§ Record excerpts:
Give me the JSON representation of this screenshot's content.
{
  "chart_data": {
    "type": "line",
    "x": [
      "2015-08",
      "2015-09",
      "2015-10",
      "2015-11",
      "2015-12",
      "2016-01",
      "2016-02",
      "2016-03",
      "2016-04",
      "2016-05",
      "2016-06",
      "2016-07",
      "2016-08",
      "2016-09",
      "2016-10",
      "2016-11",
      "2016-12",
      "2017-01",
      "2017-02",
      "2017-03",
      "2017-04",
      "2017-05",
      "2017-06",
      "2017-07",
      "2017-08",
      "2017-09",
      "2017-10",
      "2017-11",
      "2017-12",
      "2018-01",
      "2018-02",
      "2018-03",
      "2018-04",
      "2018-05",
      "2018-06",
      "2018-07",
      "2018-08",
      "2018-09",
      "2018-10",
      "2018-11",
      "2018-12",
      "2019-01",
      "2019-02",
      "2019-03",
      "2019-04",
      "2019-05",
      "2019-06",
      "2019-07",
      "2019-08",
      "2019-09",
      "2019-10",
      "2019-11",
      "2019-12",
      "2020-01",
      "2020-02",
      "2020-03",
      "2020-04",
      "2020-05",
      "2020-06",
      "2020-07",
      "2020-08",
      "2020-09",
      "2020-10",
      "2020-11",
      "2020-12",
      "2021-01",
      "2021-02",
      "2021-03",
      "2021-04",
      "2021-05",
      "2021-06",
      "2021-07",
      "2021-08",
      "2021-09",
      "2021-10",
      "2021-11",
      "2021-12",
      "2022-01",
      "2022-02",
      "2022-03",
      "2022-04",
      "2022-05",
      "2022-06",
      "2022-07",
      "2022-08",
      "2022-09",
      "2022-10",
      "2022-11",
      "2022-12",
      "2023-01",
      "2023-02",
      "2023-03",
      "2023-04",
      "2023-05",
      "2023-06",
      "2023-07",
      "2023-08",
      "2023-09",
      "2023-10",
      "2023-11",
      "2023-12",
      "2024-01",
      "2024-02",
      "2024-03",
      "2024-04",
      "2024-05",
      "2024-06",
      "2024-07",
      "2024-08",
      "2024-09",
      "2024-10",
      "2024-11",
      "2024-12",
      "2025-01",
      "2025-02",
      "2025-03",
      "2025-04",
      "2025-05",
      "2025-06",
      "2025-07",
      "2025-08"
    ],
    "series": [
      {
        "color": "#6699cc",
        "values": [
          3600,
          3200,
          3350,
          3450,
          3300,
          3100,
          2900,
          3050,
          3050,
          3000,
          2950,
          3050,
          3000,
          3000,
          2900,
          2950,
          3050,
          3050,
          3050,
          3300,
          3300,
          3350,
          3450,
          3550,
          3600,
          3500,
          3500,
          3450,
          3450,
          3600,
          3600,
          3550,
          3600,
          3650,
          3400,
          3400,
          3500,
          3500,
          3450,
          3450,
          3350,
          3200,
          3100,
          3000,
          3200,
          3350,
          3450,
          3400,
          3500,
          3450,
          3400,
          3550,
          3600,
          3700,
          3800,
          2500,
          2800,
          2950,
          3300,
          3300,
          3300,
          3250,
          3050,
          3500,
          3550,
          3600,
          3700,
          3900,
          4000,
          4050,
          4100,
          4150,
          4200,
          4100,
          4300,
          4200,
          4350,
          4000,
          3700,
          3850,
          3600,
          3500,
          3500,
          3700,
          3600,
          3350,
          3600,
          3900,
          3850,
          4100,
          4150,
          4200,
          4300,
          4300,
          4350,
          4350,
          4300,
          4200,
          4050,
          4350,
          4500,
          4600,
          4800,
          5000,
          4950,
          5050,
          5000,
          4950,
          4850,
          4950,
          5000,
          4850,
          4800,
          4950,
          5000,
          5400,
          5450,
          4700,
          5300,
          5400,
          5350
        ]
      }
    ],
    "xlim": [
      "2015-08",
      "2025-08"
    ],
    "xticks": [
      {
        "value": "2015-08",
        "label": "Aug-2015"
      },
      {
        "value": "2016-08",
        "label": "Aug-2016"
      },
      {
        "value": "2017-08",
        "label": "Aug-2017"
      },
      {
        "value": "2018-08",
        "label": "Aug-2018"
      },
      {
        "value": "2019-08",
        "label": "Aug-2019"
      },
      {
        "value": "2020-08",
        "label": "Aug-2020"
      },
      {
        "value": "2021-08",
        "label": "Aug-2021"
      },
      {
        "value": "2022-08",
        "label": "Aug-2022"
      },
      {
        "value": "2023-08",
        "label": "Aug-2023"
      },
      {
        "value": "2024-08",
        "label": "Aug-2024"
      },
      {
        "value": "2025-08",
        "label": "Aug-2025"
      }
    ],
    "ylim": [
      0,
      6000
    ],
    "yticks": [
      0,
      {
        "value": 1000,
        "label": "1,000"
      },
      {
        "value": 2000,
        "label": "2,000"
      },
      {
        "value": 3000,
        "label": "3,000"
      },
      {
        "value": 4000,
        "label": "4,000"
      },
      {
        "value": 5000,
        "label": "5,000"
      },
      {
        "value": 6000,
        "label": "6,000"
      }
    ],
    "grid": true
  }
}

§ Requirements:
Retype the entries one by one, exactly.

§ Result:
Give me the JSON representation of this screenshot's content.
{
  "chart_data": {
    "type": "line",
    "x": [
      "2015-08",
      "2015-09",
      "2015-10",
      "2015-11",
      "2015-12",
      "2016-01",
      "2016-02",
      "2016-03",
      "2016-04",
      "2016-05",
      "2016-06",
      "2016-07",
      "2016-08",
      "2016-09",
      "2016-10",
      "2016-11",
      "2016-12",
      "2017-01",
      "2017-02",
      "2017-03",
      "2017-04",
      "2017-05",
      "2017-06",
      "2017-07",
      "2017-08",
      "2017-09",
      "2017-10",
      "2017-11",
      "2017-12",
      "2018-01",
      "2018-02",
      "2018-03",
      "2018-04",
      "2018-05",
      "2018-06",
      "2018-07",
      "2018-08",
      "2018-09",
      "2018-10",
      "2018-11",
      "2018-12",
      "2019-01",
      "2019-02",
      "2019-03",
      "2019-04",
      "2019-05",
      "2019-06",
      "2019-07",
      "2019-08",
      "2019-09",
      "2019-10",
      "2019-11",
      "2019-12",
      "2020-01",
      "2020-02",
      "2020-03",
      "2020-04",
      "2020-05",
      "2020-06",
      "2020-07",
      "2020-08",
      "2020-09",
      "2020-10",
      "2020-11",
      "2020-12",
      "2021-01",
      "2021-02",
      "2021-03",
      "2021-04",
      "2021-05",
      "2021-06",
      "2021-07",
      "2021-08",
      "2021-09",
      "2021-10",
      "2021-11",
      "2021-12",
      "2022-01",
      "2022-02",
      "2022-03",
      "2022-04",
      "2022-05",
      "2022-06",
      "2022-07",
      "2022-08",
      "2022-09",
      "2022-10",
      "2022-11",
      "2022-12",
      "2023-01",
      "2023-02",
      "2023-03",
      "2023-04",
      "2023-05",
      "2023-06",
      "2023-07",
      "2023-08",
      "2023-09",
      "2023-10",
      "2023-11",
      "2023-12",
      "2024-01",
      "2024-02",
      "2024-03",
      "2024-04",
      "2024-05",
      "2024-06",
      "2024-07",
      "2024-08",
      "2024-09",
      "2024-10",
      "2024-11",
      "2024-12",
      "2025-01",
      "2025-02",
      "2025-03",
      "2025-04",
      "2025-05",
      "2025-06",
      "2025-07",
      "2025-08"
    ],
    "series": [
      {
        "color": "#6699cc",
        "values": [
          3600,
          3200,
          3350,
          3450,
          3300,
          3100,
          2900,
          3050,
          3050,
          3000,
          2950,
          3050,
          3000,
          3000,
          2900,
          2950,
          3050,
          3050,
          3050,
          3300,
          3300,
          3350,
          3450,
          3550,
          3600,
          3500,
          3500,
          3450,
          3450,
          3600,
          3600,
          3550,
          3600,
          3650,
          3400,
          3400,
          3500,
          3500,
          3450,
          3450,
          3350,
          3200,
          3100,
          3000,
          3200,
          3350,
          3450,
          3400,
          3500,
          3450,
          3400,
          3550,
          3600,
          3700,
          3800,
          2500,
          2800,
          2950,
          3300,
          3300,
          3300,
          3250,
          3050,
          3500,
          3550,
          3600,
          3700,
          3900,
          4000,
          4050,
          4100,
          4150,
          4200,
          4100,
          4300,
          4200,
          4350,
          4000,
          3700,
          3850,
          3600,
          3500,
          3500,
          3700,
          3600,
          3350,
          3600,
          3900,
          3850,
          4100,
          4150,
          4200,
          4300,
          4300,
          4350,
          4350,
          4300,
          4200,
          4050,
          4350,
          4500,
          4600,
          4800,
          5000,
          4950,
          5050,
          5000,
          4950,
          4850,
          4950,
          5000,
          4850,
          4800,
          4950,
          5000,
          5400,
          5450,
          4700,
          5300,
          5400,
          5350
        ]
      }
    ],
    "xlim": [
      "2015-08",
      "2025-08"
    ],
    "xticks": [
      {
        "value": "2015-08",
        "label": "Aug-2015"
      },
      {
        "value": "2016-08",
        "label": "Aug-2016"
      },
      {
        "value": "2017-08",
        "label": "Aug-2017"
      },
      {
        "value": "2018-08",
        "label": "Aug-2018"
      },
      {
        "value": "2019-08",
        "label": "Aug-2019"
      },
      {
        "value": "2020-08",
        "label": "Aug-2020"
      },
      {
        "value": "2021-08",
        "label": "Aug-2021"
      },
      {
        "value": "2022-08",
        "label": "Aug-2022"
      },
      {
        "value": "2023-08",
        "label": "Aug-2023"
      },
      {
        "value": "2024-08",
        "label": "Aug-2024"
      },
      {
        "value": "2025-08",
        "label": "Aug-2025"
      }
    ],
    "ylim": [
      0,
      6000
    ],
    "yticks": [
      0,
      {
        "value": 1000,
        "label": "1,000"
      },
      {
        "value": 2000,
        "label": "2,000"
      },
      {
        "value": 3000,
        "label": "3,000"
      },
      {
        "value": 4000,
        "label": "4,000"
      },
      {
        "value": 5000,
        "label": "5,000"
      },
      {
        "value": 6000,
        "label": "6,000"
      }
    ],
    "grid": true
  }
}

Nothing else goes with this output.